— Begin —

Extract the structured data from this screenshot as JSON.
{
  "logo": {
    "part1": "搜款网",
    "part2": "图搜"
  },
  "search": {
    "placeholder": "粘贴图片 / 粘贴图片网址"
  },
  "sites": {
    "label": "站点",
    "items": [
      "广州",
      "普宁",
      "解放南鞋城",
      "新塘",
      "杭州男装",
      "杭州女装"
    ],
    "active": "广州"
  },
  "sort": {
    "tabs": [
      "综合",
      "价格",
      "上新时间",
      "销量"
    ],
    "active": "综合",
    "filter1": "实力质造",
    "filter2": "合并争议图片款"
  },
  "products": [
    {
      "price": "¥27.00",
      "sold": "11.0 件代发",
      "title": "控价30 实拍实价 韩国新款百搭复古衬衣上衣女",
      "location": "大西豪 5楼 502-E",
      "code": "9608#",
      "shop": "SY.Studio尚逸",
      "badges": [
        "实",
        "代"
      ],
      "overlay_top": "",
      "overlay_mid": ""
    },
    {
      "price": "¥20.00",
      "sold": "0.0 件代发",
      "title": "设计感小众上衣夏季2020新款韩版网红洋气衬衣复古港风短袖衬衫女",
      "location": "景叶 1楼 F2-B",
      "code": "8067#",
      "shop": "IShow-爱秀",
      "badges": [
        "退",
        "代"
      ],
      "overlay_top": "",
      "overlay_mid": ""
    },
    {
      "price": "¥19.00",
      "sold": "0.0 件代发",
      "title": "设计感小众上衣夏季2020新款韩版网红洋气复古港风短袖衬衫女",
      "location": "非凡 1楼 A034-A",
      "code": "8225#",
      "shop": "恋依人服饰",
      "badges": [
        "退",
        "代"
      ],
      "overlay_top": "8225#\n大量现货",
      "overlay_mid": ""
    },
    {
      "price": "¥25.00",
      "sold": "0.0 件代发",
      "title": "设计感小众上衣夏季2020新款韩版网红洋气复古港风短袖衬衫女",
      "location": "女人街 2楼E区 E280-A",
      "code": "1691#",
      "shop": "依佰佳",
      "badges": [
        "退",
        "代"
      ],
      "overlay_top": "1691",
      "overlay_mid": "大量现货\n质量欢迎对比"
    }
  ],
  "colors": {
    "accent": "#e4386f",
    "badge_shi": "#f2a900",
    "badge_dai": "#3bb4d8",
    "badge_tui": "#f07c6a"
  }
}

— End —

Quote the data in full, keeping each word unchanged.

**Task answer**
Extract the structured data from this screenshot as JSON.
{
  "logo": {
    "part1": "搜款网",
    "part2": "图搜"
  },
  "search": {
    "placeholder": "粘贴图片 / 粘贴图片网址"
  },
  "sites": {
    "label": "站点",
    "items": [
      "广州",
      "普宁",
      "解放南鞋城",
      "新塘",
      "杭州男装",
      "杭州女装"
    ],
    "active": "广州"
  },
  "sort": {
    "tabs": [
      "综合",
      "价格",
      "上新时间",
      "销量"
    ],
    "active": "综合",
    "filter1": "实力质造",
    "filter2": "合并争议图片款"
  },
  "products": [
    {
      "price": "¥27.00",
      "sold": "11.0 件代发",
      "title": "控价30 实拍实价 韩国新款百搭复古衬衣上衣女",
      "location": "大西豪 5楼 502-E",
      "code": "9608#",
      "shop": "SY.Studio尚逸",
      "badges": [
        "实",
        "代"
      ],
      "overlay_top": "",
      "overlay_mid": ""
    },
    {
      "price": "¥20.00",
      "sold": "0.0 件代发",
      "title": "设计感小众上衣夏季2020新款韩版网红洋气衬衣复古港风短袖衬衫女",
      "location": "景叶 1楼 F2-B",
      "code": "8067#",
      "shop": "IShow-爱秀",
      "badges": [
        "退",
        "代"
      ],
      "overlay_top": "",
      "overlay_mid": ""
    },
    {
      "price": "¥19.00",
      "sold": "0.0 件代发",
      "title": "设计感小众上衣夏季2020新款韩版网红洋气复古港风短袖衬衫女",
      "location": "非凡 1楼 A034-A",
      "code": "8225#",
      "shop": "恋依人服饰",
      "badges": [
        "退",
        "代"
      ],
      "overlay_top": "8225#\n大量现货",
      "overlay_mid": ""
    },
    {
      "price": "¥25.00",
      "sold": "0.0 件代发",
      "title": "设计感小众上衣夏季2020新款韩版网红洋气复古港风短袖衬衫女",
      "location": "女人街 2楼E区 E280-A",
      "code": "1691#",
      "shop": "依佰佳",
      "badges": [
        "退",
        "代"
      ],
      "overlay_top": "1691",
      "overlay_mid": "大量现货\n质量欢迎对比"
    }
  ],
  "colors": {
    "accent": "#e4386f",
    "badge_shi": "#f2a900",
    "badge_dai": "#3bb4d8",
    "badge_tui": "#f07c6a"
  }
}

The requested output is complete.